Report how many lines hold the string "халқы". Give the number and nothing else.

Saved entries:
☆ ☆ ☆ ☆ ☆ ☆ ☆

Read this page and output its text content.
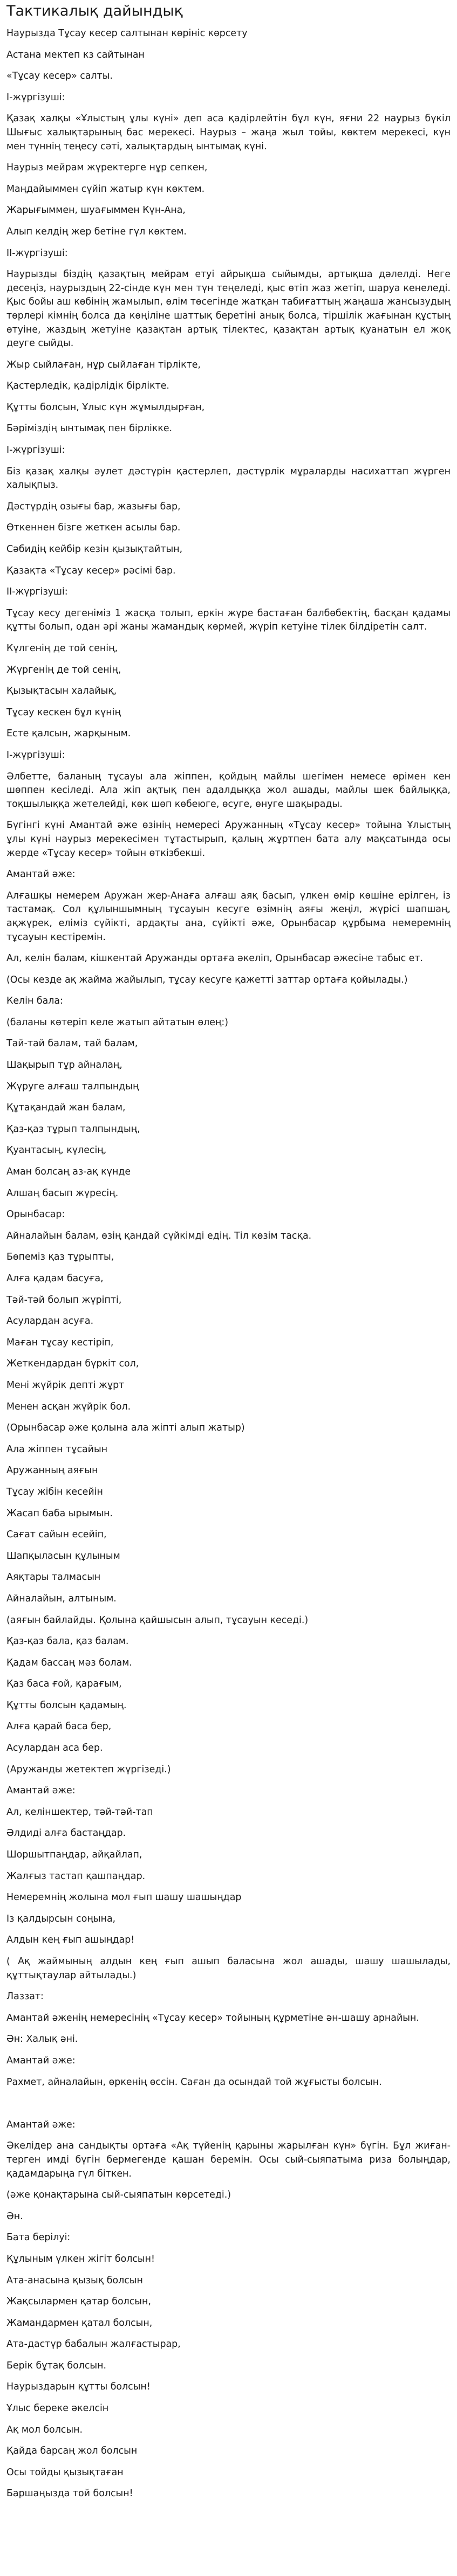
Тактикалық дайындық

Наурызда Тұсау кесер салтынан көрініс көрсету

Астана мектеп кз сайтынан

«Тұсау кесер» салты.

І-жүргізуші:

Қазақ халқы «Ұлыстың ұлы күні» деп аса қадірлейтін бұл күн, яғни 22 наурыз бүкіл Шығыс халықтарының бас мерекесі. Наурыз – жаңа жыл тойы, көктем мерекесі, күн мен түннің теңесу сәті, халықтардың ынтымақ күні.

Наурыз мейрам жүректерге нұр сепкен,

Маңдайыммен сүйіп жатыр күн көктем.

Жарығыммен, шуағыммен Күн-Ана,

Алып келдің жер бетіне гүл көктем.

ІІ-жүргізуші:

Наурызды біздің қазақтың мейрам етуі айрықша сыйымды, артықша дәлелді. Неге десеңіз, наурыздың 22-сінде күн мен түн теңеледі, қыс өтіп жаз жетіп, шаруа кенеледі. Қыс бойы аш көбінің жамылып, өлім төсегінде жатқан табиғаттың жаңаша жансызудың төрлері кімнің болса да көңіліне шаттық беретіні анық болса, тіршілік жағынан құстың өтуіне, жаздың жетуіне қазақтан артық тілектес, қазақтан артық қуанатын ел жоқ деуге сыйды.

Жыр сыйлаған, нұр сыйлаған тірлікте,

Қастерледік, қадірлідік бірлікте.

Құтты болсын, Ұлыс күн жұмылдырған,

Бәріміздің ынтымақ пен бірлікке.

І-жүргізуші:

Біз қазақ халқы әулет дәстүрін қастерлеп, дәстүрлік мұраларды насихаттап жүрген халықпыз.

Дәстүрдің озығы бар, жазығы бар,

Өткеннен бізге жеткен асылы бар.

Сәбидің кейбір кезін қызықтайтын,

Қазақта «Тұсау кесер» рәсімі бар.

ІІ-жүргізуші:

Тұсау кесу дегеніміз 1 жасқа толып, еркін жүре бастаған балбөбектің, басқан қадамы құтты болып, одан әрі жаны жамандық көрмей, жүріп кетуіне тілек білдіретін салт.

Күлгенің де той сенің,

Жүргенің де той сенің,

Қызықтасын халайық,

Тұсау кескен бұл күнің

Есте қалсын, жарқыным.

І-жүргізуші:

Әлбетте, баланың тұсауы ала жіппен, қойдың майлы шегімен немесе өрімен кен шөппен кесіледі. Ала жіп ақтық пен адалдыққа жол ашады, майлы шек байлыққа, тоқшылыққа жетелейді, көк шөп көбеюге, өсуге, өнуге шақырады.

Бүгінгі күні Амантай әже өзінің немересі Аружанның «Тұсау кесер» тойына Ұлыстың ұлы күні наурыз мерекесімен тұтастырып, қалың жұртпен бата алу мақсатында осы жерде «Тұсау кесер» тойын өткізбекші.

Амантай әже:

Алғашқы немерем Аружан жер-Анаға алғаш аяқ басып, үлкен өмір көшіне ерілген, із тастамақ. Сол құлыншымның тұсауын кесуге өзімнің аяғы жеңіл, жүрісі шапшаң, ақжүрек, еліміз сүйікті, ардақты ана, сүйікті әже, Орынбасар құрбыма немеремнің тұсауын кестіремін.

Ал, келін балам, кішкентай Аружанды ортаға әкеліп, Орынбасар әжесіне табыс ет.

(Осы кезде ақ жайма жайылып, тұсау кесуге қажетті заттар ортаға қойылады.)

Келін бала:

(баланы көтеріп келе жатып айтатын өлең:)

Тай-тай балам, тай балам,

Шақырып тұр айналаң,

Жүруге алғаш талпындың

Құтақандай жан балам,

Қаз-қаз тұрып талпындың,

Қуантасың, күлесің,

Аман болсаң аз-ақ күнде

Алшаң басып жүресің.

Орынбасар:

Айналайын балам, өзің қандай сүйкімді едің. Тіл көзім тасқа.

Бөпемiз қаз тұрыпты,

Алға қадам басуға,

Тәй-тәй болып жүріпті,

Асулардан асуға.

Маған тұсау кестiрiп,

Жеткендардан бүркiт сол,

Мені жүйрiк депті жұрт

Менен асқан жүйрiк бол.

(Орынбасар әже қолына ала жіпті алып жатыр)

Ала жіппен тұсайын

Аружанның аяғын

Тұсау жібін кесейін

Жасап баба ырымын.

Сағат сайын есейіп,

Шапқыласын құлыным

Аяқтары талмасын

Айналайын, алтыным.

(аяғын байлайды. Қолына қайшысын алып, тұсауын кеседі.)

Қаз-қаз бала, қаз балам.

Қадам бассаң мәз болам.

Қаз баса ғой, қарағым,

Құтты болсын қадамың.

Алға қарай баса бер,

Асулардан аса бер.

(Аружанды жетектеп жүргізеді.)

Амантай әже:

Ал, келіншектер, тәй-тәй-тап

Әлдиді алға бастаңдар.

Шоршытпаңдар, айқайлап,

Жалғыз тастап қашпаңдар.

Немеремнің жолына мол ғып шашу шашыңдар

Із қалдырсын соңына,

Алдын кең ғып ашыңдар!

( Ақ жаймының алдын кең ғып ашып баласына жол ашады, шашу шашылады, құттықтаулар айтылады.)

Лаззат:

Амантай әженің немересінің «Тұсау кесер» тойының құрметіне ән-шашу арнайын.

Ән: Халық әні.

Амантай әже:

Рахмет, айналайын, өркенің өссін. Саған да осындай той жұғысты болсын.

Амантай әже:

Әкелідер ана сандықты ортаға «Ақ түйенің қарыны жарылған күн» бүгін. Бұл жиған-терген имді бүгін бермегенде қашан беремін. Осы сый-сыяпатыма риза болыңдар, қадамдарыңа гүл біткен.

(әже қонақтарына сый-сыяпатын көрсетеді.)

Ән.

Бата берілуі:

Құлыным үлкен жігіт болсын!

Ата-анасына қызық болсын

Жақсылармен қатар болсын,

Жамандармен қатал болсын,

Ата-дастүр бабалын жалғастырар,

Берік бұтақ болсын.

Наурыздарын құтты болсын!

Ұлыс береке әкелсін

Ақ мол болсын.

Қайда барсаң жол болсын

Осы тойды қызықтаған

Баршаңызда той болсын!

☆ ☆ ☆ ☆ ☆ ☆ ☆

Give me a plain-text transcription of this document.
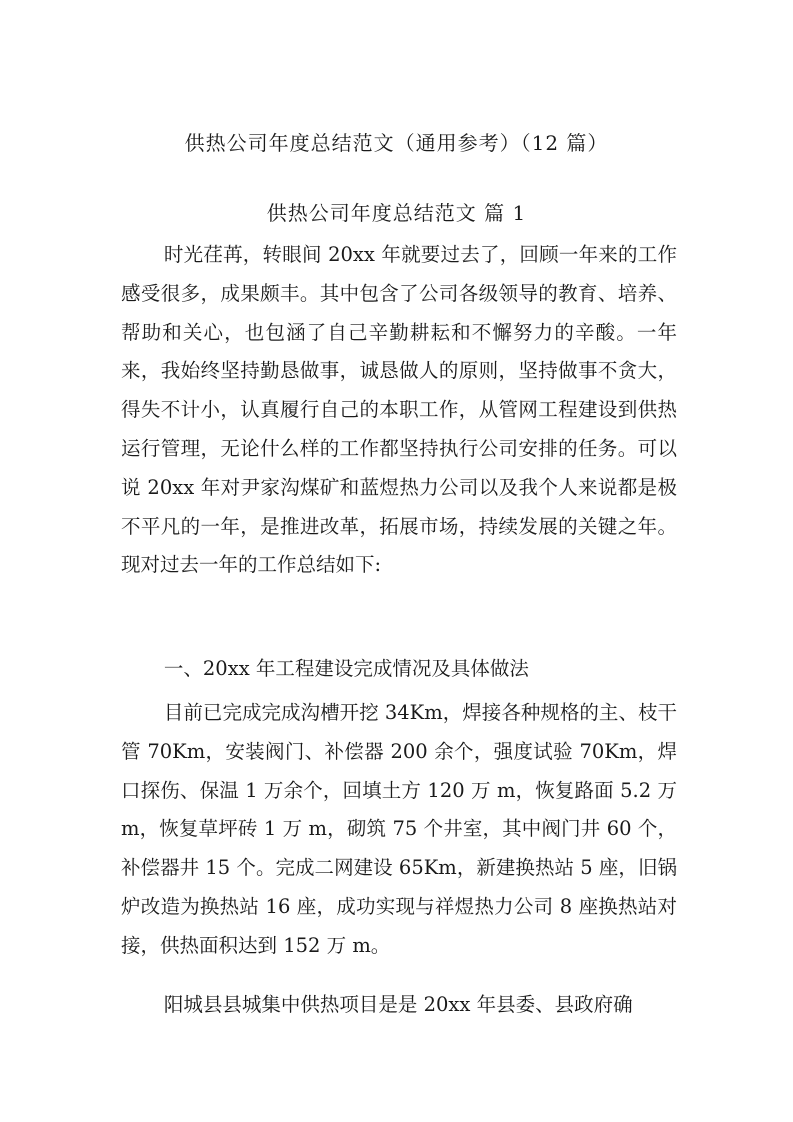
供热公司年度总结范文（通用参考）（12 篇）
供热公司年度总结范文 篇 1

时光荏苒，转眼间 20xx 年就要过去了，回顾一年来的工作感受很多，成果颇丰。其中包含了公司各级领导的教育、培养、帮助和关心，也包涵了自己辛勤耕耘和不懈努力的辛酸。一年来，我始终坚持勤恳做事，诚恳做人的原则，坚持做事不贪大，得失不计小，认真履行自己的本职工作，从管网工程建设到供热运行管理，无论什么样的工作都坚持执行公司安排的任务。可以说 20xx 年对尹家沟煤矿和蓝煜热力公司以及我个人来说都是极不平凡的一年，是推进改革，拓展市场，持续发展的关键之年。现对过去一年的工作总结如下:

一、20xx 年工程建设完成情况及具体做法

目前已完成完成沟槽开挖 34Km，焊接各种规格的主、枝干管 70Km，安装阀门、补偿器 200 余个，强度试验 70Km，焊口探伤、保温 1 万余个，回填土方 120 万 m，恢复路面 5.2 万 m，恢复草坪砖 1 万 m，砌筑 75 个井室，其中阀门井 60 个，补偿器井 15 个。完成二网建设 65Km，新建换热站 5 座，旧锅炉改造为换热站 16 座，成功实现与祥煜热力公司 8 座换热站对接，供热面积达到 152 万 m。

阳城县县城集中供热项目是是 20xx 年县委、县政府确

☆ ☆ ☆ ☆ ☆ ☆ ☆

**Output for this task**
2